- **WRITTEN REQUEST**
Of all the lines in the records, how many hold the word "Lageplan"? Answer with the number only.

====================

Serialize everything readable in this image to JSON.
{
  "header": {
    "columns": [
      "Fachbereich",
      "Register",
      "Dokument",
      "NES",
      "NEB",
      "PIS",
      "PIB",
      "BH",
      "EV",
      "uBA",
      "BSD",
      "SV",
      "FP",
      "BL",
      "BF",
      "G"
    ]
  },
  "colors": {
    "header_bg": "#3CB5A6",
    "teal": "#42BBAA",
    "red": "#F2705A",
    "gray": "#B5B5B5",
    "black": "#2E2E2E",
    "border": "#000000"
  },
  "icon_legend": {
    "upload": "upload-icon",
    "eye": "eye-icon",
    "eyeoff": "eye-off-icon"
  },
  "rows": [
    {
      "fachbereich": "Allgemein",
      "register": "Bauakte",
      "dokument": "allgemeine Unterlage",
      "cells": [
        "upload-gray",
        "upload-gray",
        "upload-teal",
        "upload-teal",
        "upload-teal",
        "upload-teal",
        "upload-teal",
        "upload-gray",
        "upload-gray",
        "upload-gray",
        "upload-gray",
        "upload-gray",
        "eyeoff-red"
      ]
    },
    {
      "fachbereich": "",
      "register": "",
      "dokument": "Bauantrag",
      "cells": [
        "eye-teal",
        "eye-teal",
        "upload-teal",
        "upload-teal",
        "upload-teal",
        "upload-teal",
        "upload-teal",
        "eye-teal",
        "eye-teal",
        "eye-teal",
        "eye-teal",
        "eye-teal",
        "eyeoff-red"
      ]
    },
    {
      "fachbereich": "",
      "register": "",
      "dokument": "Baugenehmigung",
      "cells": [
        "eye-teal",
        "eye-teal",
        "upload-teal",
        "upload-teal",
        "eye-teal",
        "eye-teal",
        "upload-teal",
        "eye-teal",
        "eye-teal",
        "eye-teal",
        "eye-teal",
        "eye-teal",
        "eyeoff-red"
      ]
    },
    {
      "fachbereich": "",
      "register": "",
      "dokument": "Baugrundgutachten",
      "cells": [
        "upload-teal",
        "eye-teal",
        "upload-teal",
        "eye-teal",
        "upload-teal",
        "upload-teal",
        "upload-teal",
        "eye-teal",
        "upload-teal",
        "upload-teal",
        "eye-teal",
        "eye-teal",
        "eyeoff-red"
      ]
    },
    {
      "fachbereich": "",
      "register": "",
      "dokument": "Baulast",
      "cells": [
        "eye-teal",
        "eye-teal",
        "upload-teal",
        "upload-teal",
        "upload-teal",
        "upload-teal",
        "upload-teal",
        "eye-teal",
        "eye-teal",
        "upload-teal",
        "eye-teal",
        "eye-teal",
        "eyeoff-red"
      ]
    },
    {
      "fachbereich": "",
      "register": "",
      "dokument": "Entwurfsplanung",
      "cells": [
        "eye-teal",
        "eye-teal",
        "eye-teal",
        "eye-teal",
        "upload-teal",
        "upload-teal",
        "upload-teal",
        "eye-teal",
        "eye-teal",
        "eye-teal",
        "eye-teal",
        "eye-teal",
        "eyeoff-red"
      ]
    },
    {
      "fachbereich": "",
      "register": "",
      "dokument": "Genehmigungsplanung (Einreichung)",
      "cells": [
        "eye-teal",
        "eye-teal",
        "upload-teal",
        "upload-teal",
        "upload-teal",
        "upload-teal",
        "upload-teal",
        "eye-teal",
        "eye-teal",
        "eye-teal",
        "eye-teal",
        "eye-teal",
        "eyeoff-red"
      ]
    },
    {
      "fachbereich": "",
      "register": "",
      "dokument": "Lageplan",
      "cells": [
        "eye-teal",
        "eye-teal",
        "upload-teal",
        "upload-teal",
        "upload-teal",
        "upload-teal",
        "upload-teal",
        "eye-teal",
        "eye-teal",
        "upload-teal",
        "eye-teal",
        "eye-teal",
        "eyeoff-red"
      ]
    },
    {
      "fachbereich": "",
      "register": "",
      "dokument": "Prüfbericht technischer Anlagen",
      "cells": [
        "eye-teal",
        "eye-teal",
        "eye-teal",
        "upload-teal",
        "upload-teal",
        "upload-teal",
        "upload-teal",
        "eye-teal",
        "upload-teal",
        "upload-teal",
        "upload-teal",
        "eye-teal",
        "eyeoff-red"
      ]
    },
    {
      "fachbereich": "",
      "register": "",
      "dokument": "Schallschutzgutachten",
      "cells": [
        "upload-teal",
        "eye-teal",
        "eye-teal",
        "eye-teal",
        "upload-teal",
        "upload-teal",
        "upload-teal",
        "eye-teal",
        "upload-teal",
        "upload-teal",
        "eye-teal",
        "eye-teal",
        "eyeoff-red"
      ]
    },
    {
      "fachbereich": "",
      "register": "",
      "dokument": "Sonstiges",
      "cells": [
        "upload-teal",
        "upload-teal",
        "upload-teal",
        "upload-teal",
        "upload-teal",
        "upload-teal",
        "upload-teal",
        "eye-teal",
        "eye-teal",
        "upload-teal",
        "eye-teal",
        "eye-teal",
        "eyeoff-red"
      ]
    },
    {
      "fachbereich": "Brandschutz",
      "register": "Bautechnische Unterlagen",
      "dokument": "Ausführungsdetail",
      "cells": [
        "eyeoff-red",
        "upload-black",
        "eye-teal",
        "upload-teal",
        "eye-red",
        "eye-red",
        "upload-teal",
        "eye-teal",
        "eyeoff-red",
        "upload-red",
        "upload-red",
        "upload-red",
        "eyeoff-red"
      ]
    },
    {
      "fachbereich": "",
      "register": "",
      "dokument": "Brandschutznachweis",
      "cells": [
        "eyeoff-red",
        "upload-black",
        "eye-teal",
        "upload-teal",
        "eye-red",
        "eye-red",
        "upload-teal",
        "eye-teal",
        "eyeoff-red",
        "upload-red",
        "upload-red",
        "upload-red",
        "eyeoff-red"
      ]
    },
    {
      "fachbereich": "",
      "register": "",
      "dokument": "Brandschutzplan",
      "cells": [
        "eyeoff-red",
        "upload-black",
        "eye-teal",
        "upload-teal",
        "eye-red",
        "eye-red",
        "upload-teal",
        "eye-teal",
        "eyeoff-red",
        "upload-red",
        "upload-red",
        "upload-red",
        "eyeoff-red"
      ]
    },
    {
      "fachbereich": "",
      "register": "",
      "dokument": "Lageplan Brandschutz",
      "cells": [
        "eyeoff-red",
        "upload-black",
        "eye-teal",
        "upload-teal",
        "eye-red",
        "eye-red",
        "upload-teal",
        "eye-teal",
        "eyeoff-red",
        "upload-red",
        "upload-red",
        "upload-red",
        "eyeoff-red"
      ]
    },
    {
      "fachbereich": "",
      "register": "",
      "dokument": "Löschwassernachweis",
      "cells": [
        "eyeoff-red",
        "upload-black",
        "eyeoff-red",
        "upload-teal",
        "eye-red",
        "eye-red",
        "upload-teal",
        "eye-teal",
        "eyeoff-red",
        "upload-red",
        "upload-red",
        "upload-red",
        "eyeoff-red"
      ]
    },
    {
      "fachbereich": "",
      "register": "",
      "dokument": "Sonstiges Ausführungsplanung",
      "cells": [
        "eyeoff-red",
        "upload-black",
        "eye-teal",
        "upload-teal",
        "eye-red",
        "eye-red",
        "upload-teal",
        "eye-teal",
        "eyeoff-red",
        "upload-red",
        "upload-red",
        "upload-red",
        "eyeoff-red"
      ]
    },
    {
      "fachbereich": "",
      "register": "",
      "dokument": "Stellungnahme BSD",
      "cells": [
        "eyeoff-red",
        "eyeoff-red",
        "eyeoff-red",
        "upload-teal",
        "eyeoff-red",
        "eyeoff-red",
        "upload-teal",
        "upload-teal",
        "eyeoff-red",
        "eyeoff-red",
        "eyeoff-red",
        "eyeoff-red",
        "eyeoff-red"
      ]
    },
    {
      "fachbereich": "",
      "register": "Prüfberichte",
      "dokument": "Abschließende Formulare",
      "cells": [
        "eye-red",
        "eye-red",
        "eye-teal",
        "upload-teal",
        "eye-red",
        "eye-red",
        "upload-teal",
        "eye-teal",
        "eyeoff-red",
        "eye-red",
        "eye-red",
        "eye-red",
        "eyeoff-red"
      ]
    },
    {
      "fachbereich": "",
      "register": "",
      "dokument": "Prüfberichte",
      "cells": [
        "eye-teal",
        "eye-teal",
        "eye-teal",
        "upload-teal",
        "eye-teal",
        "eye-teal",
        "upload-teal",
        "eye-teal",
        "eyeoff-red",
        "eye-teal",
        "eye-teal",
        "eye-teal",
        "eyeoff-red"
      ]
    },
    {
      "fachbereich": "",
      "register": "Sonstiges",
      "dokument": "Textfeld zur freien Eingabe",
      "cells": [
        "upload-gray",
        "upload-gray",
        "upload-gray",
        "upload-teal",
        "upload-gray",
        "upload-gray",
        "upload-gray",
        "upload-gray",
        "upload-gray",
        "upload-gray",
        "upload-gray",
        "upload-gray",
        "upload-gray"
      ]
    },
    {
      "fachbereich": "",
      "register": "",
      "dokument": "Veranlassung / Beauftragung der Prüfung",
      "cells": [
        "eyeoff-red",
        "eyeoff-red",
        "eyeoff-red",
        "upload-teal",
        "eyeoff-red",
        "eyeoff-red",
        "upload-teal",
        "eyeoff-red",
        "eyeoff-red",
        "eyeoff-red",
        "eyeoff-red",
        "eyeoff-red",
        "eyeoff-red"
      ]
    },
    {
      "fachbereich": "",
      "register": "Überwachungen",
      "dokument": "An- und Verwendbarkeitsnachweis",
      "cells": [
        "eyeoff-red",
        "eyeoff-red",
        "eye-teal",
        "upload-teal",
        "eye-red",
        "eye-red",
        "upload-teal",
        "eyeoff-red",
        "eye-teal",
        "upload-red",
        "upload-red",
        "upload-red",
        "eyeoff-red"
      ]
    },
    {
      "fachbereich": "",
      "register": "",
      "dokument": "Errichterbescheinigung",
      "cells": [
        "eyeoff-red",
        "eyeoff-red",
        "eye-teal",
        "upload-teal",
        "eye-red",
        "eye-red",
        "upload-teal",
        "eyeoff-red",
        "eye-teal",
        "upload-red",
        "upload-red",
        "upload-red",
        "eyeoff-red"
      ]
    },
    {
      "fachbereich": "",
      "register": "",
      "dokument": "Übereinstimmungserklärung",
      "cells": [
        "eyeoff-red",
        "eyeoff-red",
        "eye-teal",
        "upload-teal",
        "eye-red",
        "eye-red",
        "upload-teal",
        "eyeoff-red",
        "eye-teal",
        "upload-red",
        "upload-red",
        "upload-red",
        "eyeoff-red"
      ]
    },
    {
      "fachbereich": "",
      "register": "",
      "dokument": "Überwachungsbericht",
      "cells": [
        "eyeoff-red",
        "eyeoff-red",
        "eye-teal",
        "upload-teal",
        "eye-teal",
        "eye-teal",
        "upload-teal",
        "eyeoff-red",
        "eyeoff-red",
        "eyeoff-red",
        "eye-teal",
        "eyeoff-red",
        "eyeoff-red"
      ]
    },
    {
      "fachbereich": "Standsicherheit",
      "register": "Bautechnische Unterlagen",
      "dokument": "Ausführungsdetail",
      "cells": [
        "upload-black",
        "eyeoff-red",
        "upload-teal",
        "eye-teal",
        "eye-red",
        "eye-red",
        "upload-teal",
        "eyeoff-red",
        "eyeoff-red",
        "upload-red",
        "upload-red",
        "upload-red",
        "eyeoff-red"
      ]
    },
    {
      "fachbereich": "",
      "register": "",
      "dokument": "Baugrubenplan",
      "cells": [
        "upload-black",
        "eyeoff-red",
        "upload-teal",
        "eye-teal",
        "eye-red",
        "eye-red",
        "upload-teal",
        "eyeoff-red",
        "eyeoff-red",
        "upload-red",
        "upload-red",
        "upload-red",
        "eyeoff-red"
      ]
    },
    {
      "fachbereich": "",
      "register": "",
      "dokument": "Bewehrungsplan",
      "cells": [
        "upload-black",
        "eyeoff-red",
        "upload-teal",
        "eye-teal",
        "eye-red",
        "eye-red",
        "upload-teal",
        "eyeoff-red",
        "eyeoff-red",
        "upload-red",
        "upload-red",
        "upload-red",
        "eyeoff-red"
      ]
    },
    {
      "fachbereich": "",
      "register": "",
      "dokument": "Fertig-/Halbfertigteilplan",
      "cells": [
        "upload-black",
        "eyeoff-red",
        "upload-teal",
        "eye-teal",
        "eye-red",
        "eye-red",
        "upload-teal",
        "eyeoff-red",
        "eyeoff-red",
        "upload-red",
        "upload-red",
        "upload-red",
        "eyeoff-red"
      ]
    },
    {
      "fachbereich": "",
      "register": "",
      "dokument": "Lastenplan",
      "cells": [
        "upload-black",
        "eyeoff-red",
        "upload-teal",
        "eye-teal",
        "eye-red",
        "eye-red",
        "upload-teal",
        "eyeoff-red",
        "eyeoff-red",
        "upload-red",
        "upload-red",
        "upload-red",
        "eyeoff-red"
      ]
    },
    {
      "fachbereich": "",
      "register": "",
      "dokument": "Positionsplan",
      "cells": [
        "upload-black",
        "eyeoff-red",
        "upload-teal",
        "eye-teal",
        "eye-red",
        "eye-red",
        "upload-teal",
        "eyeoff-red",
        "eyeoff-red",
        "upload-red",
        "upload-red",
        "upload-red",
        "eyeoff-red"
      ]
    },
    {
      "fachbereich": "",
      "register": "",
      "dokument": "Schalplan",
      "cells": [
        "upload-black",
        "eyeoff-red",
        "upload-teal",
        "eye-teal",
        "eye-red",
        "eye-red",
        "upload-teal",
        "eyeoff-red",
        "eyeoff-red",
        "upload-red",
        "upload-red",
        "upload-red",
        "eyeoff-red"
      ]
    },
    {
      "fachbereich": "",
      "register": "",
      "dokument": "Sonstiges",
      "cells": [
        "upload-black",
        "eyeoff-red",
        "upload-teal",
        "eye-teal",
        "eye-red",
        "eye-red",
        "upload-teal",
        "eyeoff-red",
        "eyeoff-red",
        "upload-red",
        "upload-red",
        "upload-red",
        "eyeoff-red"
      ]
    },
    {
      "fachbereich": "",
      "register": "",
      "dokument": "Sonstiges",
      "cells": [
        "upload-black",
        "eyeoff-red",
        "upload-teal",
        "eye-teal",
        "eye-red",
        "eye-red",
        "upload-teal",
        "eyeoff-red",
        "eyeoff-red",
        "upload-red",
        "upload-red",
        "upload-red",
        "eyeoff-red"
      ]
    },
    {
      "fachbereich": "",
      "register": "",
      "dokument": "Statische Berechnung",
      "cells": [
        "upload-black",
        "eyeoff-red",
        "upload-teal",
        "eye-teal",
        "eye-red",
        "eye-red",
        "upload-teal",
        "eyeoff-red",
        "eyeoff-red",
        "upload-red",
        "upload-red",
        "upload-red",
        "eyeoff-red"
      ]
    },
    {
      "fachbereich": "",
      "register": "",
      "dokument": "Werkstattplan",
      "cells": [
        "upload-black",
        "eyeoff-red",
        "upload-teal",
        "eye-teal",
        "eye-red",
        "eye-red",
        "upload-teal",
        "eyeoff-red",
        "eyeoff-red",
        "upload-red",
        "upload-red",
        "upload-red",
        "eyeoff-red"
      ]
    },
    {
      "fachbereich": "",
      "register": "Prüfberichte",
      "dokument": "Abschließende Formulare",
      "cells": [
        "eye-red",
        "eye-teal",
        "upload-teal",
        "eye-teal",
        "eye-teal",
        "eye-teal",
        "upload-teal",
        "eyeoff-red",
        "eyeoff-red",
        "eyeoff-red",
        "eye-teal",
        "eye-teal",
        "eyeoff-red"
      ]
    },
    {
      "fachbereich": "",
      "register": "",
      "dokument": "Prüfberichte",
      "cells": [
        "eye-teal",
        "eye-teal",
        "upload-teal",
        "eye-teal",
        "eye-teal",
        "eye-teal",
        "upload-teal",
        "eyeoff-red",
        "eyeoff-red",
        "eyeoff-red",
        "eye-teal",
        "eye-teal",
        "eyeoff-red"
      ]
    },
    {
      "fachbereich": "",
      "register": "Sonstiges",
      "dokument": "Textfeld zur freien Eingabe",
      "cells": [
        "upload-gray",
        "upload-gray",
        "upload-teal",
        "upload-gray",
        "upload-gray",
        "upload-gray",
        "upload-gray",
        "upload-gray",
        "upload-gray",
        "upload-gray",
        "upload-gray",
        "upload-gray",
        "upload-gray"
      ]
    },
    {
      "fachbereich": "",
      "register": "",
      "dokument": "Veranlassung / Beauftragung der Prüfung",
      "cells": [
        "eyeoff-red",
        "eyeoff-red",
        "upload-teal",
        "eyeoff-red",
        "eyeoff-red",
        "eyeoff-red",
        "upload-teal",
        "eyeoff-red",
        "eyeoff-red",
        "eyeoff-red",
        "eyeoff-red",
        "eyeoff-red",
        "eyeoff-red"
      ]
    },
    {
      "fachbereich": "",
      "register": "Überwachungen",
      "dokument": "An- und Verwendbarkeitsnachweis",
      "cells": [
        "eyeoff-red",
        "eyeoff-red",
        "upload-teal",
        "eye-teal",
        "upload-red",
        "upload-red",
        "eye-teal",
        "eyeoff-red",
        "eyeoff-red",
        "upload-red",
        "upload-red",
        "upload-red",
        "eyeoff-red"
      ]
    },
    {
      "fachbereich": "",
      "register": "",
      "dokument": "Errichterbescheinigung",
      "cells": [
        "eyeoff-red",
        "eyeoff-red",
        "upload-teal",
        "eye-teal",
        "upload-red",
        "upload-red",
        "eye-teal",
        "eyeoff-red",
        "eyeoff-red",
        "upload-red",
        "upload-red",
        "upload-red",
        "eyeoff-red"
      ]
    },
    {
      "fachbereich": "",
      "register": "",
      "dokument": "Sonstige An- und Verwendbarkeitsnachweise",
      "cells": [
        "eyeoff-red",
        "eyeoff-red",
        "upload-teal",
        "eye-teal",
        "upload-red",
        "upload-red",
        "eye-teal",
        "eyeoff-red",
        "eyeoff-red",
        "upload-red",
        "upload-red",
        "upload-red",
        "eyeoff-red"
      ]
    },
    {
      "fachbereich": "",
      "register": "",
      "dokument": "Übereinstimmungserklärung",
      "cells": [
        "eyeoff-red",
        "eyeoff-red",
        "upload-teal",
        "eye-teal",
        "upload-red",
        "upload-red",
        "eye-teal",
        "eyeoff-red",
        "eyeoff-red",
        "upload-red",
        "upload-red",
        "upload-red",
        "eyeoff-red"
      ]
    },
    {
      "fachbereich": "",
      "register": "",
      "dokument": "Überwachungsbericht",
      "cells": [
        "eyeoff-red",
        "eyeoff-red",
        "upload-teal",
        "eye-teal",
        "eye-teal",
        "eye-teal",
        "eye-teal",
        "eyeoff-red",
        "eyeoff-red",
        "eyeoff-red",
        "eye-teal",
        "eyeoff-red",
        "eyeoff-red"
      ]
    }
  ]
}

====================

- **TASK OUTPUT**
2